INSTRUCTIONS FOR THE TASK: Could you copy every record exactly as it appears?

^^^^^^^^^^^^^^^^

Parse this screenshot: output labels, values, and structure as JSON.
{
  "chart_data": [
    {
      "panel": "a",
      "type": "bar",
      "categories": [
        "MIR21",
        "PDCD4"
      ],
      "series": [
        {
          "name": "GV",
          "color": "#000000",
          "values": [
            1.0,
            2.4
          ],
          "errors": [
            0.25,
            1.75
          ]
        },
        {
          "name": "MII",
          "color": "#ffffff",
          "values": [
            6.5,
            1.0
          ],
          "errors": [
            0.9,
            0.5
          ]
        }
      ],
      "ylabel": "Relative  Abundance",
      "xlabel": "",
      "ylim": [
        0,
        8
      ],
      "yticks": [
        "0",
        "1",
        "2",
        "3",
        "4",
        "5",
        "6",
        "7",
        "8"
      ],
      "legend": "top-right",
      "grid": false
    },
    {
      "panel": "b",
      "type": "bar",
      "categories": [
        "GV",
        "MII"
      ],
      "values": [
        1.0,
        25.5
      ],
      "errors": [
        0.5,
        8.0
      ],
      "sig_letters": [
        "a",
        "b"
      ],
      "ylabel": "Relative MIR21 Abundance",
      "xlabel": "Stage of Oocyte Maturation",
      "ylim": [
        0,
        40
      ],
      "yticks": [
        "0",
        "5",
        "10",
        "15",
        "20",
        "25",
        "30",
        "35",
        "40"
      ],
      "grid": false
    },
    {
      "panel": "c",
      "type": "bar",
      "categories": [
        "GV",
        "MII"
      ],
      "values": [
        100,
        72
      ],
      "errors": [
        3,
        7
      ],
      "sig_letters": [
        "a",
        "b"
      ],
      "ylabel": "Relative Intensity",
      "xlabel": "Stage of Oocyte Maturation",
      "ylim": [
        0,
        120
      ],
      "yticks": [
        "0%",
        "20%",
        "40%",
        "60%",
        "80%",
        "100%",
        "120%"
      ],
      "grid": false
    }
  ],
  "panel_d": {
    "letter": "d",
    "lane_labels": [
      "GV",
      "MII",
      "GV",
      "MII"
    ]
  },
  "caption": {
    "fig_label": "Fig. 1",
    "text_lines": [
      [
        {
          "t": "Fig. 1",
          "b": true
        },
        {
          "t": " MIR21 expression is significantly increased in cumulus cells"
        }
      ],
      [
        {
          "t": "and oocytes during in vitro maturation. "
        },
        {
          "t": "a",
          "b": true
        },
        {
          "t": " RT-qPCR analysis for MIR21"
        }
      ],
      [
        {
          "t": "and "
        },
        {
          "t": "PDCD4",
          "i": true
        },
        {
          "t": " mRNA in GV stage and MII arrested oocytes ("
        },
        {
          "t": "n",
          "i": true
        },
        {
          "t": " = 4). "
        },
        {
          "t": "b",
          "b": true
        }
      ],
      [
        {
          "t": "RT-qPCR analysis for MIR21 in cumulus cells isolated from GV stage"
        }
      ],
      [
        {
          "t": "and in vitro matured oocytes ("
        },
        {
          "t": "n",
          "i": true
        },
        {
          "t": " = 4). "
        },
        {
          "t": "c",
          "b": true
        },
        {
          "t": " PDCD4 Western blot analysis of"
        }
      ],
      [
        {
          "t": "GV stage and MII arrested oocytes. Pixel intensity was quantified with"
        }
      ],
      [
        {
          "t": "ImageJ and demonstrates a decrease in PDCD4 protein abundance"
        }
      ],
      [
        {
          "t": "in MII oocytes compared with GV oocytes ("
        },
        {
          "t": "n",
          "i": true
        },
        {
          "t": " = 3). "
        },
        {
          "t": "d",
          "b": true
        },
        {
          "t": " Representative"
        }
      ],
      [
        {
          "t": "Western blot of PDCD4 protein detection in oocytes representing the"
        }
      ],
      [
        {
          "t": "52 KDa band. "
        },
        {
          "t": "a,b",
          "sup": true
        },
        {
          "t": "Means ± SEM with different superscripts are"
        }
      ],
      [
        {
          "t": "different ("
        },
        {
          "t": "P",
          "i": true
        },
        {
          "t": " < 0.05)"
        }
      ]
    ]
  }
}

^^^^^^^^^^^^^^^^

SOLUTION:
Parse this screenshot: output labels, values, and structure as JSON.
{
  "chart_data": [
    {
      "panel": "a",
      "type": "bar",
      "categories": [
        "MIR21",
        "PDCD4"
      ],
      "series": [
        {
          "name": "GV",
          "color": "#000000",
          "values": [
            1.0,
            2.4
          ],
          "errors": [
            0.25,
            1.75
          ]
        },
        {
          "name": "MII",
          "color": "#ffffff",
          "values": [
            6.5,
            1.0
          ],
          "errors": [
            0.9,
            0.5
          ]
        }
      ],
      "ylabel": "Relative  Abundance",
      "xlabel": "",
      "ylim": [
        0,
        8
      ],
      "yticks": [
        "0",
        "1",
        "2",
        "3",
        "4",
        "5",
        "6",
        "7",
        "8"
      ],
      "legend": "top-right",
      "grid": false
    },
    {
      "panel": "b",
      "type": "bar",
      "categories": [
        "GV",
        "MII"
      ],
      "values": [
        1.0,
        25.5
      ],
      "errors": [
        0.5,
        8.0
      ],
      "sig_letters": [
        "a",
        "b"
      ],
      "ylabel": "Relative MIR21 Abundance",
      "xlabel": "Stage of Oocyte Maturation",
      "ylim": [
        0,
        40
      ],
      "yticks": [
        "0",
        "5",
        "10",
        "15",
        "20",
        "25",
        "30",
        "35",
        "40"
      ],
      "grid": false
    },
    {
      "panel": "c",
      "type": "bar",
      "categories": [
        "GV",
        "MII"
      ],
      "values": [
        100,
        72
      ],
      "errors": [
        3,
        7
      ],
      "sig_letters": [
        "a",
        "b"
      ],
      "ylabel": "Relative Intensity",
      "xlabel": "Stage of Oocyte Maturation",
      "ylim": [
        0,
        120
      ],
      "yticks": [
        "0%",
        "20%",
        "40%",
        "60%",
        "80%",
        "100%",
        "120%"
      ],
      "grid": false
    }
  ],
  "panel_d": {
    "letter": "d",
    "lane_labels": [
      "GV",
      "MII",
      "GV",
      "MII"
    ]
  },
  "caption": {
    "fig_label": "Fig. 1",
    "text_lines": [
      [
        {
          "t": "Fig. 1",
          "b": true
        },
        {
          "t": " MIR21 expression is significantly increased in cumulus cells"
        }
      ],
      [
        {
          "t": "and oocytes during in vitro maturation. "
        },
        {
          "t": "a",
          "b": true
        },
        {
          "t": " RT-qPCR analysis for MIR21"
        }
      ],
      [
        {
          "t": "and "
        },
        {
          "t": "PDCD4",
          "i": true
        },
        {
          "t": " mRNA in GV stage and MII arrested oocytes ("
        },
        {
          "t": "n",
          "i": true
        },
        {
          "t": " = 4). "
        },
        {
          "t": "b",
          "b": true
        }
      ],
      [
        {
          "t": "RT-qPCR analysis for MIR21 in cumulus cells isolated from GV stage"
        }
      ],
      [
        {
          "t": "and in vitro matured oocytes ("
        },
        {
          "t": "n",
          "i": true
        },
        {
          "t": " = 4). "
        },
        {
          "t": "c",
          "b": true
        },
        {
          "t": " PDCD4 Western blot analysis of"
        }
      ],
      [
        {
          "t": "GV stage and MII arrested oocytes. Pixel intensity was quantified with"
        }
      ],
      [
        {
          "t": "ImageJ and demonstrates a decrease in PDCD4 protein abundance"
        }
      ],
      [
        {
          "t": "in MII oocytes compared with GV oocytes ("
        },
        {
          "t": "n",
          "i": true
        },
        {
          "t": " = 3). "
        },
        {
          "t": "d",
          "b": true
        },
        {
          "t": " Representative"
        }
      ],
      [
        {
          "t": "Western blot of PDCD4 protein detection in oocytes representing the"
        }
      ],
      [
        {
          "t": "52 KDa band. "
        },
        {
          "t": "a,b",
          "sup": true
        },
        {
          "t": "Means ± SEM with different superscripts are"
        }
      ],
      [
        {
          "t": "different ("
        },
        {
          "t": "P",
          "i": true
        },
        {
          "t": " < 0.05)"
        }
      ]
    ]
  }
}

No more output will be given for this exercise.